━━━━━ INFORMATION GIVEN ━━━━━
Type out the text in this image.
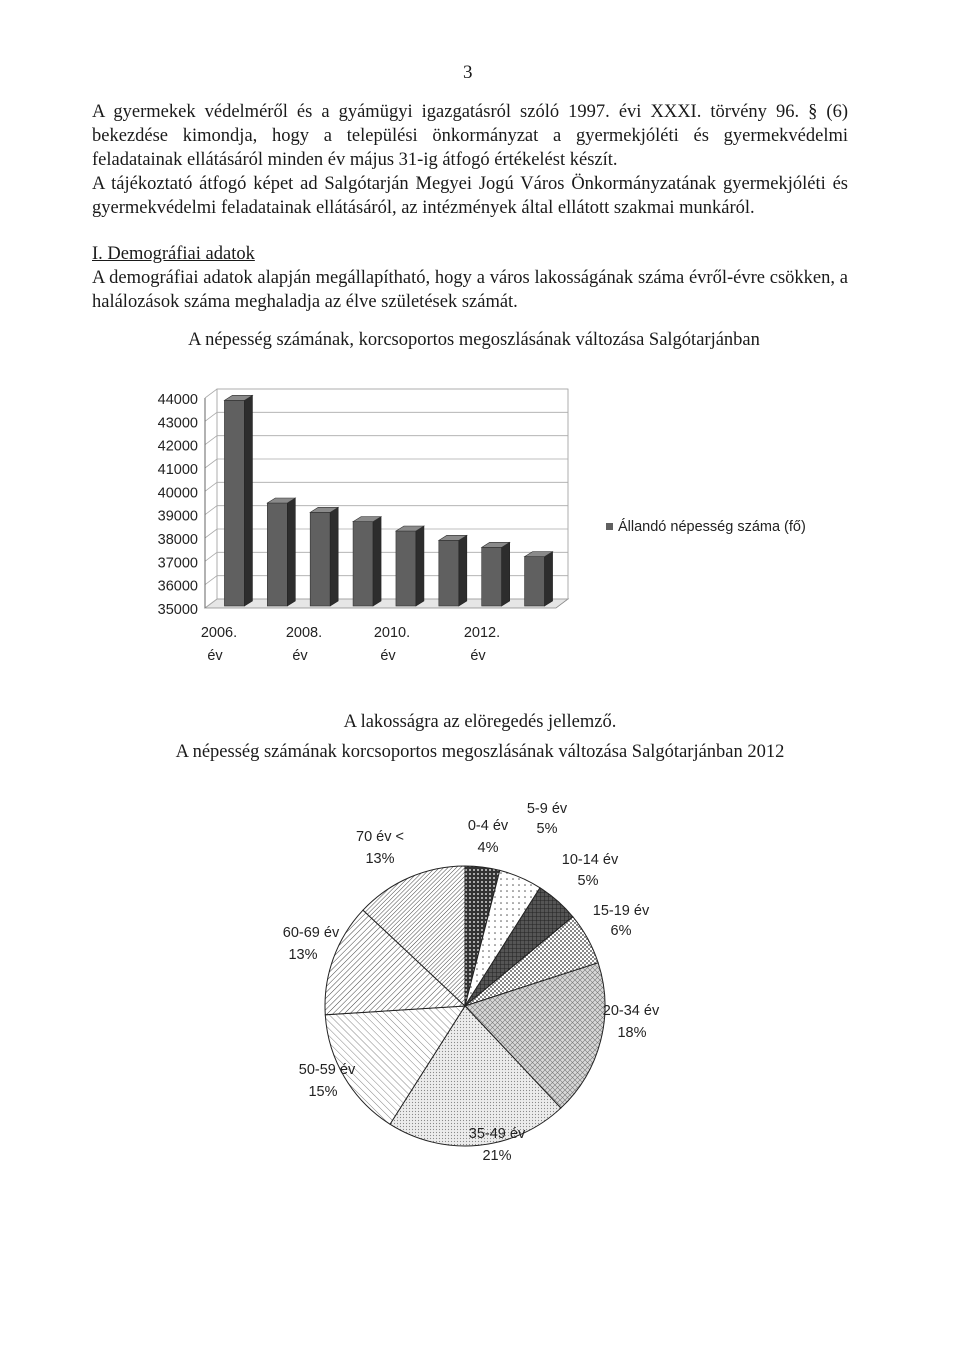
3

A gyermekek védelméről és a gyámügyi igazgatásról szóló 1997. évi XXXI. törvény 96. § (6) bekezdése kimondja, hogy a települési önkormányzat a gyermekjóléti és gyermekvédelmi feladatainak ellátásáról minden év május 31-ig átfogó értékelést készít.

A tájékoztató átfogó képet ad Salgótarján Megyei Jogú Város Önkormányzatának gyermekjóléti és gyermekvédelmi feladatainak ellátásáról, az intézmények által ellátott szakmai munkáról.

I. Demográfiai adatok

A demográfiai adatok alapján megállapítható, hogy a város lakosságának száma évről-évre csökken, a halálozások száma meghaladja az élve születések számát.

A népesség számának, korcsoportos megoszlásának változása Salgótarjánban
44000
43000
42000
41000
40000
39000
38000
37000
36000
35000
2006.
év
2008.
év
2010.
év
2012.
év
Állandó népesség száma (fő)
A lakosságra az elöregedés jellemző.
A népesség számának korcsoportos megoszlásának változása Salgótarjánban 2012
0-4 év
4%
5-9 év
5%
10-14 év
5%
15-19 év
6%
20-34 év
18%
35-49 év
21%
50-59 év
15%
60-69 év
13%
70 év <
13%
━━━━━
━━━━━ INFORMATION GIVEN ━━━━━
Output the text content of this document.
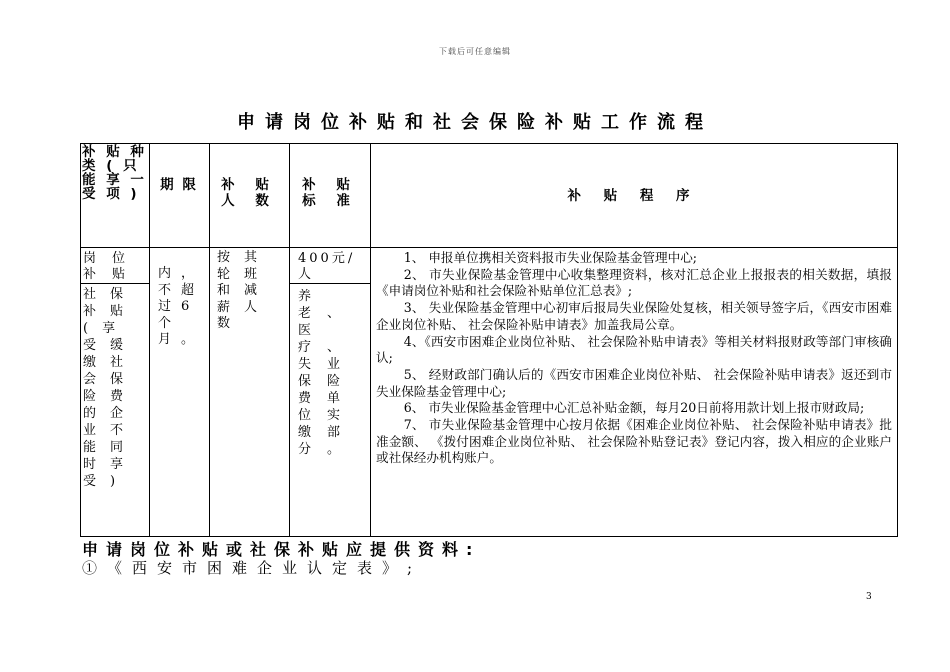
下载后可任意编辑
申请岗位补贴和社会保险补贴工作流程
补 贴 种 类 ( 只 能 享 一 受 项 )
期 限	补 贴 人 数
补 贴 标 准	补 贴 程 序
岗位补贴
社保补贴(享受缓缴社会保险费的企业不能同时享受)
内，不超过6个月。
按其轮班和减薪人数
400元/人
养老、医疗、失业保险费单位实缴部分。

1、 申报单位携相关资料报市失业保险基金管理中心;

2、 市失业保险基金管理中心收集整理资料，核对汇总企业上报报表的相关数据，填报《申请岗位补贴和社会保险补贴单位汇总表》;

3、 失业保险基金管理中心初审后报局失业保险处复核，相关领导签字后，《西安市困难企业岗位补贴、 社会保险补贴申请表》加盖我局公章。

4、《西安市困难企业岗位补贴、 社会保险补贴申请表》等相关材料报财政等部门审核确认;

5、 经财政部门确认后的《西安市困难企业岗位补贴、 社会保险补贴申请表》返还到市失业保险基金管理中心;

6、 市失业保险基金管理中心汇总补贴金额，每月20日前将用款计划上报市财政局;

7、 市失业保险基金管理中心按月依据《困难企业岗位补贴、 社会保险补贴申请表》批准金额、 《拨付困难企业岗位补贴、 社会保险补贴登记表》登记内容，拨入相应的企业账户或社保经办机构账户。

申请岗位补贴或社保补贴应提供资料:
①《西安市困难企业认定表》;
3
━━━━━
__AIM__.
Give only the number of lines in the entries above that contain the string "ellátásáról".

__TASK ANSWER__.
2